Also, there's other benefits to the simplicity of only passing integer stream number. For example, with my NumPy maintainer hat on: I'm going to have to propose adding DLPack to NumPy soon, and because on CPU-only libraries like NumPy it doesn't add extra functionality over the buffer protocol or __array_interface__, there's going to be a bit of a discussion about "yet another protocol". DLPack's simplicity helps. Being able to take dlpack.h as it is (now ~170 LoC) and vendoring it is nice, adding more CUDA-specific functionality into makes the conversation a tiny bit harder again.

leofang commented 3 years ago

Thanks, @rgommers. I agree with most of your comment.

I wasn't advocating that we should add a (non-owning) stream-view wrapper or anything like that to the Array API. It was simply a digression in response to @tqchen's earlier comment ("it is much less common for frameworks to exchange streams"), with a few non-ML counterexamples.

I completely understand the challenges ahead to push for agreements and timely adoptions -- which you guys have done a fantastic work 👍 -- but I would also like to see that during any discussions different opinions from non-ML communities can be heard and considered. We are not thinking about a "Python Machine Learning API", after all, and if as you said you're gonna pushing this to NumPy, there could be more concerns as most NumPy users are not ML people. By including these considerations in the early stage could help eliminate some potential pushbacks.

_ENTRIES SUPPLIED_.
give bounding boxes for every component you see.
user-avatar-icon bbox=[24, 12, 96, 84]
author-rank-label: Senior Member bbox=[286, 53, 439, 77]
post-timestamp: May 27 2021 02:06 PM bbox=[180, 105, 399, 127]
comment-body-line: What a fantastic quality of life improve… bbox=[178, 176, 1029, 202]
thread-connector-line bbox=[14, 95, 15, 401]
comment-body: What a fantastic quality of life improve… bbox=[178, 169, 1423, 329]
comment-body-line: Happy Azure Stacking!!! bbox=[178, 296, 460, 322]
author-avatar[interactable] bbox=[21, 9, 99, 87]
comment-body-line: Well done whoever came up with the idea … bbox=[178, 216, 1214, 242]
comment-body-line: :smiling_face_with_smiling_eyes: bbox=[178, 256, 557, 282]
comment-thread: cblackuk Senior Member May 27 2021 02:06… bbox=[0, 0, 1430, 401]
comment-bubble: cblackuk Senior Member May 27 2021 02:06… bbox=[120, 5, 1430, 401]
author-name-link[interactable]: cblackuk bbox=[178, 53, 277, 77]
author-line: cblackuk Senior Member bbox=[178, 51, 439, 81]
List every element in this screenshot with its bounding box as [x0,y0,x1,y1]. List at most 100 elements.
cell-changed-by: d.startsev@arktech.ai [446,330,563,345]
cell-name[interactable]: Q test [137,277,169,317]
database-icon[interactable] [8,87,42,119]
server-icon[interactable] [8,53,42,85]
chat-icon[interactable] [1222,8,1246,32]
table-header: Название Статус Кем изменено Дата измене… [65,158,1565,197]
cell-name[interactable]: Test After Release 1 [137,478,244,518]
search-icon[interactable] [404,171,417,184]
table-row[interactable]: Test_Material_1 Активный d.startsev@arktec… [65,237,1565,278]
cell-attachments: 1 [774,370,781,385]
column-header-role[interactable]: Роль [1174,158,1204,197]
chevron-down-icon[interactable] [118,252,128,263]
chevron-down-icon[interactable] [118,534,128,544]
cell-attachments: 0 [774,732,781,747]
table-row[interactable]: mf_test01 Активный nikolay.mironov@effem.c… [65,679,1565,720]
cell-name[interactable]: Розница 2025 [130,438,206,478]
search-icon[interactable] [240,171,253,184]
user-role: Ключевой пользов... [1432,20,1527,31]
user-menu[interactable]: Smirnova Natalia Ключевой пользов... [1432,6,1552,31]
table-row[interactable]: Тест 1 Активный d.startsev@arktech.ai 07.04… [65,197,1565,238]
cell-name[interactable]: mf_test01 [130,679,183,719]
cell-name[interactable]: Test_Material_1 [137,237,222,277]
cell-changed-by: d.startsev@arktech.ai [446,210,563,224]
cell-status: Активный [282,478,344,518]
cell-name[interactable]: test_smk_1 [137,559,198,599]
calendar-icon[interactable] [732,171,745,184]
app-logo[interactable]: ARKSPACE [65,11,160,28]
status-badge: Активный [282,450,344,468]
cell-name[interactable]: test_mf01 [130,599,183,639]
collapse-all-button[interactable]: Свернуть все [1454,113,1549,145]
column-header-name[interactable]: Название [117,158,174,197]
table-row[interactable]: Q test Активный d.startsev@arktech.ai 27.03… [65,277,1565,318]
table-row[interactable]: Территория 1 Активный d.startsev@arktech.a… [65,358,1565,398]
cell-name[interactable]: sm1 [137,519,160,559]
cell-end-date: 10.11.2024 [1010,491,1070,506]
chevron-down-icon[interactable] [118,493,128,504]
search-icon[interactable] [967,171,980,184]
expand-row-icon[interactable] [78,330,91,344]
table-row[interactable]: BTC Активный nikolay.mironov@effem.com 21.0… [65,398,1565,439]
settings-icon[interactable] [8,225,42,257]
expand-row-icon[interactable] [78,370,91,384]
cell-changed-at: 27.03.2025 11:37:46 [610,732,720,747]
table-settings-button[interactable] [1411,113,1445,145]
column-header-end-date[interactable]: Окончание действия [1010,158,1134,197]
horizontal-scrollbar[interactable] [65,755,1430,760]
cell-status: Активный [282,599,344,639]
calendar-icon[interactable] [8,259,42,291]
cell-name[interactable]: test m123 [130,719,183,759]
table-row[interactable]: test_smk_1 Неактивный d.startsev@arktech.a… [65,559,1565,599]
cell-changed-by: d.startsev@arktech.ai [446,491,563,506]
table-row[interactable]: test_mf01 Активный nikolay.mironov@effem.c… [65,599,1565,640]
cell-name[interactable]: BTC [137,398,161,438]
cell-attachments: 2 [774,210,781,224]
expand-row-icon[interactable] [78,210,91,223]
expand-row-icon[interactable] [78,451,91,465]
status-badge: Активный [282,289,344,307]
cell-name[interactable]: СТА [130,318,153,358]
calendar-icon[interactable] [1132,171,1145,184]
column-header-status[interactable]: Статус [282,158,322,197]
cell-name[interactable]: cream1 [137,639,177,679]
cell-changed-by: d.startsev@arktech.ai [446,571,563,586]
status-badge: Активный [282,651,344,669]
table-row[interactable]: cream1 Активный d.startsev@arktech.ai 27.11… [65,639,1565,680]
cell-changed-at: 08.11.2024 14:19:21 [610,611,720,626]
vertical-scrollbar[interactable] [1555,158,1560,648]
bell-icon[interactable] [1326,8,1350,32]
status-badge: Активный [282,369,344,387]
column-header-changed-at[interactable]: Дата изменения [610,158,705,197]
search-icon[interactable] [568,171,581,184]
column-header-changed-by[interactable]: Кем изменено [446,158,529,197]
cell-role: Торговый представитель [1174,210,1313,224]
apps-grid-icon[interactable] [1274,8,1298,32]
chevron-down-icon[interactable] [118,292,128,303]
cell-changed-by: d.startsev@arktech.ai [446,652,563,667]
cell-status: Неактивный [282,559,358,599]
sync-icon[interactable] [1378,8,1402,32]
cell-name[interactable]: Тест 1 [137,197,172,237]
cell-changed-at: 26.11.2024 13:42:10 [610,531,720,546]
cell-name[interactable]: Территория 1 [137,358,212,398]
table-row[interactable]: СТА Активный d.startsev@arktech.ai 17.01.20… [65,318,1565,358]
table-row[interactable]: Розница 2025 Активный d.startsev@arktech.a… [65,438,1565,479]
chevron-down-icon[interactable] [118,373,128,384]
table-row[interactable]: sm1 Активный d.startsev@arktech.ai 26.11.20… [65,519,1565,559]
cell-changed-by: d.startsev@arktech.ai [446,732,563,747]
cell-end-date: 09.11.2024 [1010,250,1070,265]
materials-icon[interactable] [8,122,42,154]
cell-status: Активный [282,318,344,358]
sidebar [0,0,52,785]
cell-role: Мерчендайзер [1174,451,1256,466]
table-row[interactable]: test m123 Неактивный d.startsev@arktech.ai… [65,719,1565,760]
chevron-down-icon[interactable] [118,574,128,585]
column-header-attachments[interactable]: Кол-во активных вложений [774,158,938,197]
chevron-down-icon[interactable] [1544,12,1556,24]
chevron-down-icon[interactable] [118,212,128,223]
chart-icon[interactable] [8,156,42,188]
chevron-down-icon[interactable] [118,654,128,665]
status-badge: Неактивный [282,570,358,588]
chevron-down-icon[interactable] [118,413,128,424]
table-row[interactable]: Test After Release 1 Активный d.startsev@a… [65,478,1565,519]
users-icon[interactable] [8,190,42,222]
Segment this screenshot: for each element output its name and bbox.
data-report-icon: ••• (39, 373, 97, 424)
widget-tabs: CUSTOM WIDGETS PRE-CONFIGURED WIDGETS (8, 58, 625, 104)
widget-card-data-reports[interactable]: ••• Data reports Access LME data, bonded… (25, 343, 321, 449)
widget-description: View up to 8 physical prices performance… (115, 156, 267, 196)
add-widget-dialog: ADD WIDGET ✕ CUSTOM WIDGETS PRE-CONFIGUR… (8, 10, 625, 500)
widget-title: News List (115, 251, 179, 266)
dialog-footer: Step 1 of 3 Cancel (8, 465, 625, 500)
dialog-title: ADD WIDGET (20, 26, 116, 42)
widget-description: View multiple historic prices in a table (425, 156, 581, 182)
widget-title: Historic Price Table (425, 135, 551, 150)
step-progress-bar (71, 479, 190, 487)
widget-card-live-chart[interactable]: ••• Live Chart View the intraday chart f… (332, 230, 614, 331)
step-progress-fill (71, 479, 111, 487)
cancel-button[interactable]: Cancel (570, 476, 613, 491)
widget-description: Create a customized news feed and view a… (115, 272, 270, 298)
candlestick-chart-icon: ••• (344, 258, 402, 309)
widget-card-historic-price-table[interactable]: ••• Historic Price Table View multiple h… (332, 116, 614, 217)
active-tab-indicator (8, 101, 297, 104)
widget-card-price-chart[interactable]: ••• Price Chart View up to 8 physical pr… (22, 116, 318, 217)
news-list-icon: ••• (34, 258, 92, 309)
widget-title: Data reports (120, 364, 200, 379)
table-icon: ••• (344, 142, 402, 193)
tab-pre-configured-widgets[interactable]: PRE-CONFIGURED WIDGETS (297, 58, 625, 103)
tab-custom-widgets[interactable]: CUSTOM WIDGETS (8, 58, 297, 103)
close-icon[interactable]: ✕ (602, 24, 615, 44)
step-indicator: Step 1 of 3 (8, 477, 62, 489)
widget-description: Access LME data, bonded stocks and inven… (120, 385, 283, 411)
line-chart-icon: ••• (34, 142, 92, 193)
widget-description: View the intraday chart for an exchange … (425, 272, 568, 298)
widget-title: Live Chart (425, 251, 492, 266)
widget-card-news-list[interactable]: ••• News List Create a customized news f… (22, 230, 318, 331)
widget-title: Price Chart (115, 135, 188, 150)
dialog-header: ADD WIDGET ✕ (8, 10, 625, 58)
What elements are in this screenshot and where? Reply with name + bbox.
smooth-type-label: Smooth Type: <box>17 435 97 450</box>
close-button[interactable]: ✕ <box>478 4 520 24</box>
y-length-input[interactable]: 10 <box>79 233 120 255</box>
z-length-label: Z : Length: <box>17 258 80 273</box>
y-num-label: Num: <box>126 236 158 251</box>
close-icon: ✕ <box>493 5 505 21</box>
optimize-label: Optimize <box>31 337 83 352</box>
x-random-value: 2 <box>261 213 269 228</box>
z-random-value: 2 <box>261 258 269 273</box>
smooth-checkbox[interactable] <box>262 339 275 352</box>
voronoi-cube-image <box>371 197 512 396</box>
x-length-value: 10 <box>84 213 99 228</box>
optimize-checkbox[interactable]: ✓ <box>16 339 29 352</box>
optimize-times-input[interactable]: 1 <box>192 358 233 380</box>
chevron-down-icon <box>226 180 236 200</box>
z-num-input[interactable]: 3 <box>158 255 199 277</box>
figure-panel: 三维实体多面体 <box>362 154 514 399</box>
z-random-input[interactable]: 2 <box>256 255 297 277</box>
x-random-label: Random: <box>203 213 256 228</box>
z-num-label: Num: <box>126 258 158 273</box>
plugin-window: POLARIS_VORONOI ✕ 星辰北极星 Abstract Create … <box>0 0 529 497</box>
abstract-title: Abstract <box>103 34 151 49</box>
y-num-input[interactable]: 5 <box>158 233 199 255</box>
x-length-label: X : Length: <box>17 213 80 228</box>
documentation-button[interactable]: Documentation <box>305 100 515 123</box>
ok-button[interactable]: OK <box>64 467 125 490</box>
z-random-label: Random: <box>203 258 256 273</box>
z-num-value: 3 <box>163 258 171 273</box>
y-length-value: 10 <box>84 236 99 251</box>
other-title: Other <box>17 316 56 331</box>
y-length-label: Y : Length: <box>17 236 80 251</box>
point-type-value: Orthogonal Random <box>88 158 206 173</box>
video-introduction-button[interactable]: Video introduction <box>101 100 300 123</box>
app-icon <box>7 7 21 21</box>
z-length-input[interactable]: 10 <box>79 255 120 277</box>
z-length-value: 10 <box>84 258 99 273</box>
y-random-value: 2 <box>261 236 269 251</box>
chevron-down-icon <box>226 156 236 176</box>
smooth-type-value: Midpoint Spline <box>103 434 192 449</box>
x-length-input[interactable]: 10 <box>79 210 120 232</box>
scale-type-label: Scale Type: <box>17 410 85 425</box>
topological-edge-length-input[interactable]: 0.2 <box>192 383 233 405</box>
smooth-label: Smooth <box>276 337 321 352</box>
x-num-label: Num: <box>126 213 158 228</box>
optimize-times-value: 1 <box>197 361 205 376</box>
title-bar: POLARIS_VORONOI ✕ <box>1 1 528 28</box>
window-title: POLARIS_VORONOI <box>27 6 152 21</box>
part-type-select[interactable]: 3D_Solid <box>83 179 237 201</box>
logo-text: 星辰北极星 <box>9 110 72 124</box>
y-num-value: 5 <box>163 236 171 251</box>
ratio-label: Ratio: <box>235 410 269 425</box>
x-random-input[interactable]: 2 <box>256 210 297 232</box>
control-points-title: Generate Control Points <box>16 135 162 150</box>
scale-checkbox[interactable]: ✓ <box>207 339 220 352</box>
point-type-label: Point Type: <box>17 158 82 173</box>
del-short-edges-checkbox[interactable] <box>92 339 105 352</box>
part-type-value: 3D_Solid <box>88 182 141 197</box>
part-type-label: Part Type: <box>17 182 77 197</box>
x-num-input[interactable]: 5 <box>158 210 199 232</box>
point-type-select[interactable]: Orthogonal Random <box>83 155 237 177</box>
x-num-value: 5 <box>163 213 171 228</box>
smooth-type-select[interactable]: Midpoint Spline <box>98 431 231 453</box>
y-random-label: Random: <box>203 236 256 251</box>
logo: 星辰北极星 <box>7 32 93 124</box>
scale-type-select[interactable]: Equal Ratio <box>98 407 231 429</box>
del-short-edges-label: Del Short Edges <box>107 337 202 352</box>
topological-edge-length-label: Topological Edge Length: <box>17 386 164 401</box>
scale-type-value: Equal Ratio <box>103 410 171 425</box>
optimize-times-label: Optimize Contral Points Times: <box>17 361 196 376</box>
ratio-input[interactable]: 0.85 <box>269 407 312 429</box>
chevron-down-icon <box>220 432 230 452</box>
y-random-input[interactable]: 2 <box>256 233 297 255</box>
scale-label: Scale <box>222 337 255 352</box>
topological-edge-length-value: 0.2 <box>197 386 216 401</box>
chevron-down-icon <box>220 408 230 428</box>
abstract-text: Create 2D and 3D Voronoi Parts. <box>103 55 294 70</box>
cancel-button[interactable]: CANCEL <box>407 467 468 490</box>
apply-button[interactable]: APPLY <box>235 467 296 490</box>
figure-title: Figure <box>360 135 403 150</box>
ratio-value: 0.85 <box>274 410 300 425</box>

_EXERCISE INSTRUCTIONS_.
(a) According to the DLPack discussion, about how many lines of code does dlpack.h currently have?
(b) Extend the DLPack discussion past its final sentence.

_SOLVED TASKS_.
(a) About 170 lines of code.

(b)
Since you brought up, I'd like to leave a quick note:

..., which can be done because DLPack is versioned.

For now DLPack's version is not reliable. v0.3 is already out, but the header's version is unfortunately still on 0.2: https://github.com/dmlc/dlpack/blob/1b794e7088b754f4b0398d211452de0ab28312b5/include/dlpack/dlpack.h#L16 For this reason, we had to manually pin its git commit in CuPy: https://github.com/cupy/cupy/blob/d69d70d5108ad1241fd4e77f4819f57d286e90ef/cupy/core/dlpack.pyx#L60-L62 Though it should be a quick fix.

tqchen commented 3 years ago

@leofang Thanks for pointing out the versioning issue. I have updated the version macro to match the file. Moving forward, we would certainly make sure version tag matches the content accordingly.

leofang commented 3 years ago

Thanks for fixing it quickly, @tqchen!

kkraus14 commented 3 years ago

Based on where we are from discussion thus far, it sounds like regardless of whether we have an S0 or S1 API, many frameworks won't be able to hand a CUDA Stream which has lifetime management handled outside of the framework. If this is the case and we want to avoid synchronizing the stream in this exchange, then we'd need to use something like an Event to expose a stream dependency properly (example detailed here: https://github.com/dmlc/dlpack/issues/57#issuecomment-753696812).

If we want to go the route of specifying a destination stream, is it the responsibility of every framework that uses dlpack to also implement the PushStreamDep function or would this be functionality added in dlpack that every framework could inherit?

tqchen commented 3 years ago

@kkraus14 I believe a common util might be useful, although it should be simple enough for framework to just have their own impl

leofang commented 3 years ago

Can someone remind me why we wanna sync over the Consumer's stream, not the Producer's? Isn't the whole point of synchronizations to wait until the Producer is ready to handle out the data? Did I remember it wrong?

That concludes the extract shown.